TASK OBJECTIVE: Extract every line of the material that holds the string "JSON".

##### INPUT

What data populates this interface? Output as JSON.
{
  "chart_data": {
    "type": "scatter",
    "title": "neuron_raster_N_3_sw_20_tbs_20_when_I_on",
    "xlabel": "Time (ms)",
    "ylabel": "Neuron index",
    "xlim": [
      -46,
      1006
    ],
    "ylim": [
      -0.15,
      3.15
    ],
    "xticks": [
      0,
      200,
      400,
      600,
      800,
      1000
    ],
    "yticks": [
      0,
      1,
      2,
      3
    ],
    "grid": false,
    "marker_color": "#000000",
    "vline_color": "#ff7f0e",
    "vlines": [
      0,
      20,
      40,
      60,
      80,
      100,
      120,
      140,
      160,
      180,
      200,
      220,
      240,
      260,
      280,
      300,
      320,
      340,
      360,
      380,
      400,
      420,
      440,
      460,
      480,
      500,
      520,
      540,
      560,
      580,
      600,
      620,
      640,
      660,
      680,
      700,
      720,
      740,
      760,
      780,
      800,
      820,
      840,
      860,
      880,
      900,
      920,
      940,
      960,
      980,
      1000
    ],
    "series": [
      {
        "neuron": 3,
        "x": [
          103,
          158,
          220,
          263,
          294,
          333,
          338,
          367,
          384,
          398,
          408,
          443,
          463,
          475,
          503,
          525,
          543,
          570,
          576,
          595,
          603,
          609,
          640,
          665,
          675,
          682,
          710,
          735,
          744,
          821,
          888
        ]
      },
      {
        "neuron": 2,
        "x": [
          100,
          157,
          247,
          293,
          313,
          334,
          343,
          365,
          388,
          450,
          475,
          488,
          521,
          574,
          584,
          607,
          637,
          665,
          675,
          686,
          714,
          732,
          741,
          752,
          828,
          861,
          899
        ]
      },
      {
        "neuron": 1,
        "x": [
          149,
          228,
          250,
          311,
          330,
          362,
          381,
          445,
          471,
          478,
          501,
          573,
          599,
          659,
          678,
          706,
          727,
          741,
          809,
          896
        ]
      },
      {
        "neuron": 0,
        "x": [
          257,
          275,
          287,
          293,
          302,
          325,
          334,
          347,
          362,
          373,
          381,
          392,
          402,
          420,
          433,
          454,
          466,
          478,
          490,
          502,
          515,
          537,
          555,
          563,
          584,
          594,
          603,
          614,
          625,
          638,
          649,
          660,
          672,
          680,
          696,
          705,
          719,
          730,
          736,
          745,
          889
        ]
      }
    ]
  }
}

##########
##### INPUT

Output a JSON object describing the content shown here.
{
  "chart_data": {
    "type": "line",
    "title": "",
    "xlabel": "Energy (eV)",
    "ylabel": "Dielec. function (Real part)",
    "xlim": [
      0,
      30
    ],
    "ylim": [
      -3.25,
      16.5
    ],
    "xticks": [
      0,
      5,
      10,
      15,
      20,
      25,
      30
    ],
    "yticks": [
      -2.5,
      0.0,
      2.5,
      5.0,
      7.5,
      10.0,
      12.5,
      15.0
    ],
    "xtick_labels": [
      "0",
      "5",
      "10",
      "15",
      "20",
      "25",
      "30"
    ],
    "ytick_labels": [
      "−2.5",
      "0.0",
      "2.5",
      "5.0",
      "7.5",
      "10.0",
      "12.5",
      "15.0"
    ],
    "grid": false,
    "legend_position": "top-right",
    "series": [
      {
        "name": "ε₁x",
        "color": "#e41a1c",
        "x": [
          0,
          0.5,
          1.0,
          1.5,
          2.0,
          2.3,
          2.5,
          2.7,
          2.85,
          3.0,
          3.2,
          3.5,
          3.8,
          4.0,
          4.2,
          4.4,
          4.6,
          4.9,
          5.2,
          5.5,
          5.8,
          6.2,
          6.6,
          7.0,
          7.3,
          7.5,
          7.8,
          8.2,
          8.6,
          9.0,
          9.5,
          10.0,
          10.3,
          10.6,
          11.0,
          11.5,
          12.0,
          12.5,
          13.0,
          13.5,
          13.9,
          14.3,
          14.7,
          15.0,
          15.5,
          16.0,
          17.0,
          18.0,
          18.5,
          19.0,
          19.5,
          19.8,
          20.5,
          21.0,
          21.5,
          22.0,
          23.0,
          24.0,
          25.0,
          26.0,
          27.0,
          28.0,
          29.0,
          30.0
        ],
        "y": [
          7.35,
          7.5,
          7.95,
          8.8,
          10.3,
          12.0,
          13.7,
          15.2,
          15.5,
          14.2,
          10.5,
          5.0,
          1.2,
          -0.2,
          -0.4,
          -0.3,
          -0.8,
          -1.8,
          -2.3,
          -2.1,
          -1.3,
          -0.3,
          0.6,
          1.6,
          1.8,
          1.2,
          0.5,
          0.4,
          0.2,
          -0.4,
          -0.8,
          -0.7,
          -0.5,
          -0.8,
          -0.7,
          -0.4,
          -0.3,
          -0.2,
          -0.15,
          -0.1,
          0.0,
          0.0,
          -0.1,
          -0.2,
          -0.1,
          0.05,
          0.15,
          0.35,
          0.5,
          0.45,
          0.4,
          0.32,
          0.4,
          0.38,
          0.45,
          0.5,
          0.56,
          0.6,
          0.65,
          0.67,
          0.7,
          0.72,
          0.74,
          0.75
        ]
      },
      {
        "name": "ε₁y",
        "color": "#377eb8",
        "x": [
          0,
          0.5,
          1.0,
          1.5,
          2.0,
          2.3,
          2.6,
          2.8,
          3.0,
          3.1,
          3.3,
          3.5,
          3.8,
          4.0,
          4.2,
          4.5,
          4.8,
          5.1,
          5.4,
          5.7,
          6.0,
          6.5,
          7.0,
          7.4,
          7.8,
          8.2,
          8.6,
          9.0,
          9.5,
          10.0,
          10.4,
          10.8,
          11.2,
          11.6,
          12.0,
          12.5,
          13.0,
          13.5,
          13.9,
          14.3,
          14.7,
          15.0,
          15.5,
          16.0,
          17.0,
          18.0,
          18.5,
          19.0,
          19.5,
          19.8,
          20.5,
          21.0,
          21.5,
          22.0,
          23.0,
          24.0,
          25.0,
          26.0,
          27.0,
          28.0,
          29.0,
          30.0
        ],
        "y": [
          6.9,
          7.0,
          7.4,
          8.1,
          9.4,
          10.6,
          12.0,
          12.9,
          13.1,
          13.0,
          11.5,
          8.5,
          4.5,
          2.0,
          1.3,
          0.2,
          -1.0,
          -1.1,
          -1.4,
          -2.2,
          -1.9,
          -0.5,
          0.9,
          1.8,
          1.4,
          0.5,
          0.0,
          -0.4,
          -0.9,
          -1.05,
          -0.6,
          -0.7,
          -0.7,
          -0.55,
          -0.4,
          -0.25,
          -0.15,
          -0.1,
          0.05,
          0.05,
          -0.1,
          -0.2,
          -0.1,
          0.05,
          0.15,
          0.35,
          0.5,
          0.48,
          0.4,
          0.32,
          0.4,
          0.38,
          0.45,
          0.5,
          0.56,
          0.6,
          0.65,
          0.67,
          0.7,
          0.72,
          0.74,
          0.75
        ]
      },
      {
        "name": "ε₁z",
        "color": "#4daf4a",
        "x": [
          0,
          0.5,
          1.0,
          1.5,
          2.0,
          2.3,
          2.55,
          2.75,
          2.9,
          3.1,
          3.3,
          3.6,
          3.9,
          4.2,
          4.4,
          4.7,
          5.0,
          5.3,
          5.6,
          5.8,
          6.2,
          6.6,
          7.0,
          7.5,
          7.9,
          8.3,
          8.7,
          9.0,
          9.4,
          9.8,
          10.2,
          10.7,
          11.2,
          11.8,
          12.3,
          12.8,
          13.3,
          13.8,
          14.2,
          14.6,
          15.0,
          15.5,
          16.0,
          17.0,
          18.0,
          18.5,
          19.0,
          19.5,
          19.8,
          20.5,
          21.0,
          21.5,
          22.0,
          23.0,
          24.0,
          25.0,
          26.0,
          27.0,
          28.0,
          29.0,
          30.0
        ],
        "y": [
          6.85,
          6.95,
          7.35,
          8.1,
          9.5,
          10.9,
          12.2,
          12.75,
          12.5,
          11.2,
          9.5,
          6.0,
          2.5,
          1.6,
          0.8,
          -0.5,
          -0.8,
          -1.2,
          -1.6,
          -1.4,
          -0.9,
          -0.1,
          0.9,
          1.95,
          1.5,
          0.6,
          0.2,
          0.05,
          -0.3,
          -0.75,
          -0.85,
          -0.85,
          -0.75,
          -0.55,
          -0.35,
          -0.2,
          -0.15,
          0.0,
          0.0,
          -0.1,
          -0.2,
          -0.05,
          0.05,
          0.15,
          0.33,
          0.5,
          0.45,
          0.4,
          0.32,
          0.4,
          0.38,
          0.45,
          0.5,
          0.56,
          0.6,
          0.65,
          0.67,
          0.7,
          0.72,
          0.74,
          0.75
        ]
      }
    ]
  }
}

##########

ANSWER TO THIS PROBLEM:
What data populates this interface? Output as JSON.
Output a JSON object describing the content shown here.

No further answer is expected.